* Short exercise *
Copy all lines holding the word "Answer" from the entries.

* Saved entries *

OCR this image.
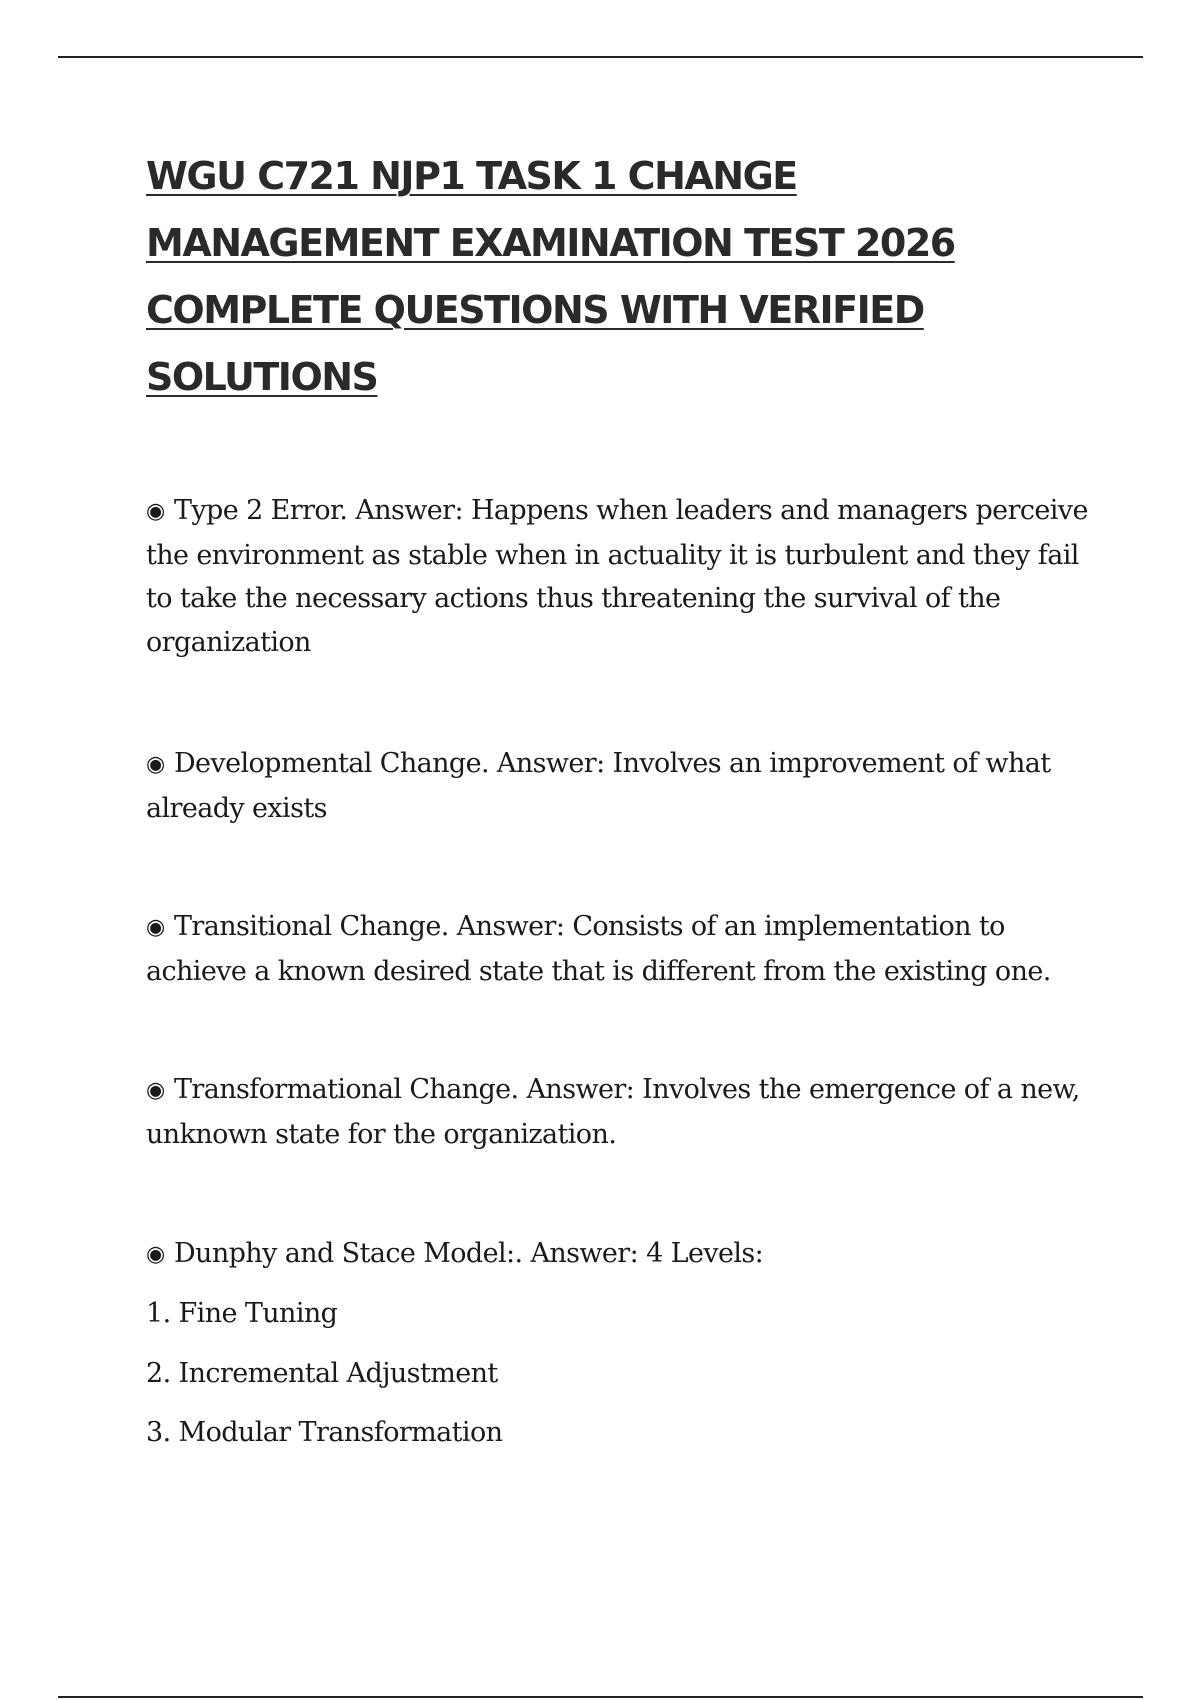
WGU C721 NJP1 TASK 1 CHANGE
MANAGEMENT EXAMINATION TEST 2026
COMPLETE QUESTIONS WITH VERIFIED
SOLUTIONS

◉ Type 2 Error. Answer: Happens when leaders and managers perceive the environment as stable when in actuality it is turbulent and they fail to take the necessary actions thus threatening the survival of the organization

◉ Developmental Change. Answer: Involves an improvement of what already exists

◉ Transitional Change. Answer: Consists of an implementation to achieve a known desired state that is different from the existing one.

◉ Transformational Change. Answer: Involves the emergence of a new, unknown state for the organization.

◉ Dunphy and Stace Model:. Answer: 4 Levels:

1. Fine Tuning

2. Incremental Adjustment

3. Modular Transformation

* Exercise output *
◉ Type 2 Error. Answer: Happens when leaders and managers perceive the environment as stable when in actuality it is turbulent and they fail to take the necessary actions thus threatening the survival of the organization
◉ Developmental Change. Answer: Involves an improvement of what already exists
◉ Transitional Change. Answer: Consists of an implementation to achieve a known desired state that is different from the existing one.
◉ Transformational Change. Answer: Involves the emergence of a new, unknown state for the organization.
◉ Dunphy and Stace Model:. Answer: 4 Levels:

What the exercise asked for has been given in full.